▶ [WRITTEN INSTRUCTION A]
Answer each question from the text about the Marksville shooting, one per line and marked to match:
(i) How old is City Judge Angelo Piazza?
(ii) In what year was Lemoine elected mayor?
(iii) On what date did the shooting that killed the 6-year-old boy take place?

Southern Gothic as a documentary, from the Washington Post:
For years, people in the tiny Louisiana town of Marksville watched the feud between their mayor and local judge like some kind of daytime soap opera, with varying degrees of frustration and bemusement.
Then came the Nov. 3 shooting that killed a 6-year-old boy. Suddenly, the petty small-town bickering began looking more tragically sinister.
Why in the world, residents ask, were deputy marshals — whose main job is serving court papers for the judge — out there chasing cars and shooting up suspects? How did one of the deputies — who had been charged twice for aggravated rape and racked up a string of lawsuits for excessive force — even get hired? And how did a speck of a town like Marksville wind up with a shadow police force on its streets?…
Jeremy Mardis was the youngest person shot and killed by law officers so far this year, according to a Washington Post database tracking such shootings. Amid a national debate over police use of deadly force, the killing of an autistic 6-year-old sent shock waves nationwide.
Louisana State Police said they’re still trying to figure out why deputies were chasing an SUV driven by Jeremy’s father, Chris Few. Few was not armed and was not the subject of any arrest warrant…
According to several current and former city officials, who spoke on the condition of anonymity for fear of violating the gag order, Marksville’s marshal began issuing traffic tickets to generate money for the city court. The court’s funding has been the focus of a furious battle between the mayor and City Judge Angelo Piazza III since last year.
Piazza, 57, has reigned over the Marksville city court for more than two decades. A Civil War buff known for hauling authentic cannons to reenactments, Piazza sued the city in 1997 over funding. When Lemoine, 63, a mechanic and auto parts shop owner, was elected mayor in 2010, he announced plans to tighten up Marksville’s budget, and war fully bloomed…
Then this summer, Lemoine sharply cut the court’s budget — including the judge’s salary. Piazza filed suit. Piazza declined to comment for this story. Lemoine and Voinche did not return repeated calls for comment.
The feud polarized the town’s law enforcement community. “You have officers siding with the judge and marshal, and others with the mayor,” said one longtime elected official…
rikyrah
@A guy:
rikyrah
@rikyrah:
of course they are.
we see how little that Wall of Blue will protect them.
Uh huh
Uh huh
Ruckus
Did we have a deleted comment? Otherwise ???
ruemara
The news I heard was that the officer was harassing the mother of the boy, the father told him to back off, so retaliation ensued and escalated. Whatever the situation was, it’s horrific that it had to come to this for the citizens to demand that the law follow the law, if we’re even sure they’re demanding it and not just sitting there, scratching their bits. Terrible.
catclub
The marshals arrested for second degree murder are black. The child killed was white.
Scott
How is this not organized crime?
Roger Moore
I notice that the issue of local government agencies trying to fund themselves by issuing fines crops up again in this story. I’m convinced that the only solution to this problem- and to all the oppression of poor people attendant with it- is for all revenue from fines to go to the state general fund in exchange for the state providing a guaranteed level of funding for local public health and safety functions. State governments are already required to do this for education; now it’s time to extend it to other functions of local government.

▶ [WRITTEN INSTRUCTION B]
Transcribe every line of the labeled box entries below exactly, and leave the pictures out of your answer.

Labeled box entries

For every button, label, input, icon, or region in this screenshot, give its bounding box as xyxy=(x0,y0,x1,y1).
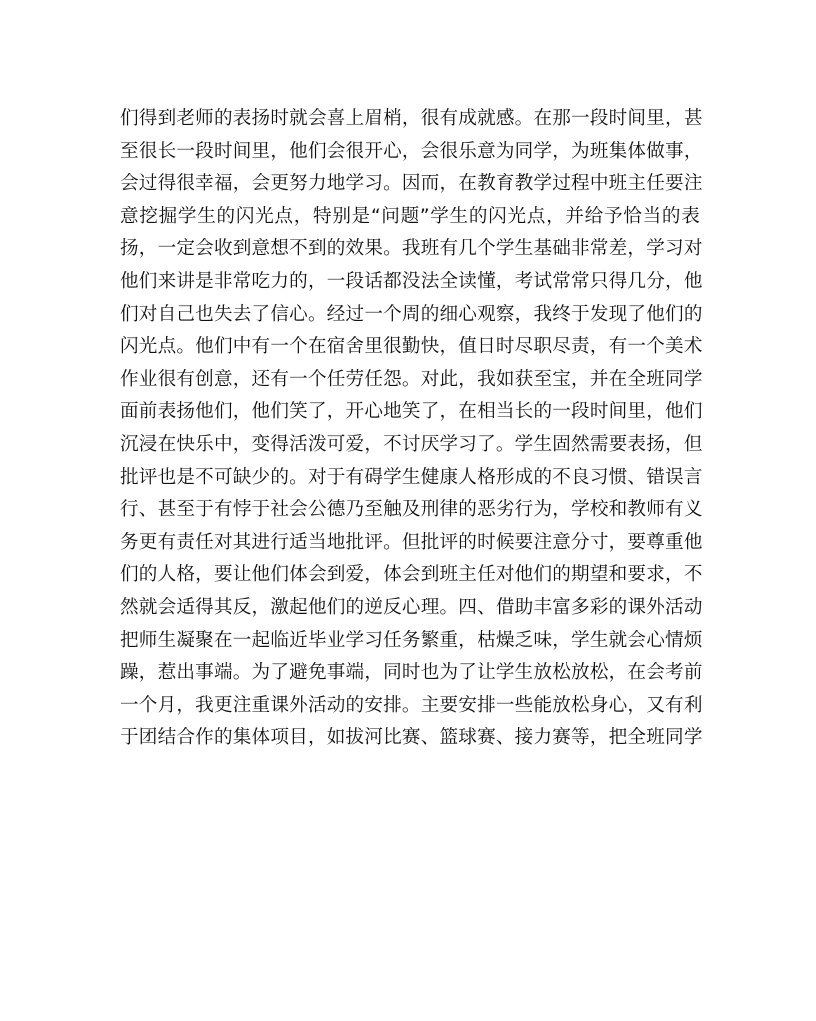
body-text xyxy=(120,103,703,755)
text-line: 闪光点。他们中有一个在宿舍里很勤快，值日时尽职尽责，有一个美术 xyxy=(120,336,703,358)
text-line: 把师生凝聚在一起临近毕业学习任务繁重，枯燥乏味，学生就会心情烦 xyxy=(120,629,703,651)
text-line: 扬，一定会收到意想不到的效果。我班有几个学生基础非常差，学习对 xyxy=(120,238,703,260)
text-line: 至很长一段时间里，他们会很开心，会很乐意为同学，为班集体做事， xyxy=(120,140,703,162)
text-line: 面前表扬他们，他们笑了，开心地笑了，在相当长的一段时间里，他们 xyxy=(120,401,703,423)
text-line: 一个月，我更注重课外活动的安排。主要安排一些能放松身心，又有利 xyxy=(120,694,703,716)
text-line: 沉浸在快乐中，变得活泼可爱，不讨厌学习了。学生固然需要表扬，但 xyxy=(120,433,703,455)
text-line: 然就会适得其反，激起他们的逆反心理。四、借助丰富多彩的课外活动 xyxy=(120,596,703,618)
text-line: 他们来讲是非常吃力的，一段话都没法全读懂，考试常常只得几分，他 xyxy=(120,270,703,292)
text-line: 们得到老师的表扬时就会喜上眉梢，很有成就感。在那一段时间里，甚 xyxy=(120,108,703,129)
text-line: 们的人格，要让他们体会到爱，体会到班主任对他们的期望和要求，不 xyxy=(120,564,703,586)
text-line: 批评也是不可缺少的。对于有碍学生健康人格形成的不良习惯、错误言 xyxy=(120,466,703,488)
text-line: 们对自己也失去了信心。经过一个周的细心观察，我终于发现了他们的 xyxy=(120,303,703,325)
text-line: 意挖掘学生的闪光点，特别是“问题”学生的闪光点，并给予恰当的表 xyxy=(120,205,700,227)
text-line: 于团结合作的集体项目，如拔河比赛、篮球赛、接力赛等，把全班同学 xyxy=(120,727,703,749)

▶ [FINISHED ANSWER A]
(i) 57
(ii) 2010
(iii) Nov. 3

▶ [FINISHED ANSWER B]
For every button, label, input, icon, or region in this screenshot, give its bounding box as xyxy=(x0,y0,x1,y1).
body-text xyxy=(120,103,703,755)
text-line: 闪光点。他们中有一个在宿舍里很勤快，值日时尽职尽责，有一个美术 xyxy=(120,336,703,358)
text-line: 把师生凝聚在一起临近毕业学习任务繁重，枯燥乏味，学生就会心情烦 xyxy=(120,629,703,651)
text-line: 扬，一定会收到意想不到的效果。我班有几个学生基础非常差，学习对 xyxy=(120,238,703,260)
text-line: 至很长一段时间里，他们会很开心，会很乐意为同学，为班集体做事， xyxy=(120,140,703,162)
text-line: 面前表扬他们，他们笑了，开心地笑了，在相当长的一段时间里，他们 xyxy=(120,401,703,423)
text-line: 一个月，我更注重课外活动的安排。主要安排一些能放松身心，又有利 xyxy=(120,694,703,716)
text-line: 沉浸在快乐中，变得活泼可爱，不讨厌学习了。学生固然需要表扬，但 xyxy=(120,433,703,455)
text-line: 然就会适得其反，激起他们的逆反心理。四、借助丰富多彩的课外活动 xyxy=(120,596,703,618)
text-line: 他们来讲是非常吃力的，一段话都没法全读懂，考试常常只得几分，他 xyxy=(120,270,703,292)
text-line: 们得到老师的表扬时就会喜上眉梢，很有成就感。在那一段时间里，甚 xyxy=(120,108,703,129)
text-line: 们的人格，要让他们体会到爱，体会到班主任对他们的期望和要求，不 xyxy=(120,564,703,586)
text-line: 批评也是不可缺少的。对于有碍学生健康人格形成的不良习惯、错误言 xyxy=(120,466,703,488)
text-line: 们对自己也失去了信心。经过一个周的细心观察，我终于发现了他们的 xyxy=(120,303,703,325)
text-line: 意挖掘学生的闪光点，特别是“问题”学生的闪光点，并给予恰当的表 xyxy=(120,205,700,227)
text-line: 于团结合作的集体项目，如拔河比赛、篮球赛、接力赛等，把全班同学 xyxy=(120,727,703,749)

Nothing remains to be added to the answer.